= What the exercise asks =
Write out the listing below again, precisely as it is given.

= Provided information =

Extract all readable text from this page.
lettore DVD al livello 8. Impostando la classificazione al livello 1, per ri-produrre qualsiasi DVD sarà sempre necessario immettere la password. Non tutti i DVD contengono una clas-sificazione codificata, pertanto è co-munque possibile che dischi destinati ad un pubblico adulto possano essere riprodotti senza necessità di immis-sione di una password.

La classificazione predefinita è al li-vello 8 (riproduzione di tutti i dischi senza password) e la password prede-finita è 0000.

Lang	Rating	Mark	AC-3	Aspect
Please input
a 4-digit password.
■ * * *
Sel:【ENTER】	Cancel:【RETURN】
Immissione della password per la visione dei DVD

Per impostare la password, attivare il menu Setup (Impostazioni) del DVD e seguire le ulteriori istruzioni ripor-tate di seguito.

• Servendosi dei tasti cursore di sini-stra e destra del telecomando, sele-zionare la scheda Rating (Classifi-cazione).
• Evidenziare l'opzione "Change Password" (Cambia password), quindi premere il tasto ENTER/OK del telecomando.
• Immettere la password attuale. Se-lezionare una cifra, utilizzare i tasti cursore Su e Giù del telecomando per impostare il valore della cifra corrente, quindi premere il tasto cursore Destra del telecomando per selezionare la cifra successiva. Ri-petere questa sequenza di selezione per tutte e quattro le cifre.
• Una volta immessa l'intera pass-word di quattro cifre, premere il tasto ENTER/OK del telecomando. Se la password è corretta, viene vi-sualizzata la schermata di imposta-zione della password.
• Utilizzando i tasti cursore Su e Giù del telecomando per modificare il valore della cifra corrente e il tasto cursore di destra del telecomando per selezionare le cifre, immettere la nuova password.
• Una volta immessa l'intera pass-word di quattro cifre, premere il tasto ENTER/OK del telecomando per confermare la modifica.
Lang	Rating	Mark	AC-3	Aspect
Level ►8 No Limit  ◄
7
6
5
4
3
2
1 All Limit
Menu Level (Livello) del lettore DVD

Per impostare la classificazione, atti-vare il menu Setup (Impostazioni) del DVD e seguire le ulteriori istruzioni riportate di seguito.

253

= Solution to the exercise =
Extract all readable text from this page.
lettore DVD al livello 8. Impostando la classificazione al livello 1, per ri-produrre qualsiasi DVD sarà sempre necessario immettere la password. Non tutti i DVD contengono una clas-sificazione codificata, pertanto è co-munque possibile che dischi destinati ad un pubblico adulto possano essere riprodotti senza necessità di immis-sione di una password.

La classificazione predefinita è al li-vello 8 (riproduzione di tutti i dischi senza password) e la password prede-finita è 0000.

Lang	Rating	Mark	AC-3	Aspect
Please input
a 4-digit password.
■ * * *
Sel:【ENTER】	Cancel:【RETURN】
Immissione della password per la visione dei DVD

Per impostare la password, attivare il menu Setup (Impostazioni) del DVD e seguire le ulteriori istruzioni ripor-tate di seguito.

• Servendosi dei tasti cursore di sini-stra e destra del telecomando, sele-zionare la scheda Rating (Classifi-cazione).
• Evidenziare l'opzione "Change Password" (Cambia password), quindi premere il tasto ENTER/OK del telecomando.
• Immettere la password attuale. Se-lezionare una cifra, utilizzare i tasti cursore Su e Giù del telecomando per impostare il valore della cifra corrente, quindi premere il tasto cursore Destra del telecomando per selezionare la cifra successiva. Ri-petere questa sequenza di selezione per tutte e quattro le cifre.
• Una volta immessa l'intera pass-word di quattro cifre, premere il tasto ENTER/OK del telecomando. Se la password è corretta, viene vi-sualizzata la schermata di imposta-zione della password.
• Utilizzando i tasti cursore Su e Giù del telecomando per modificare il valore della cifra corrente e il tasto cursore di destra del telecomando per selezionare le cifre, immettere la nuova password.
• Una volta immessa l'intera pass-word di quattro cifre, premere il tasto ENTER/OK del telecomando per confermare la modifica.
Lang	Rating	Mark	AC-3	Aspect
Level ►8 No Limit  ◄
7
6
5
4
3
2
1 All Limit
Menu Level (Livello) del lettore DVD

Per impostare la classificazione, atti-vare il menu Setup (Impostazioni) del DVD e seguire le ulteriori istruzioni riportate di seguito.

253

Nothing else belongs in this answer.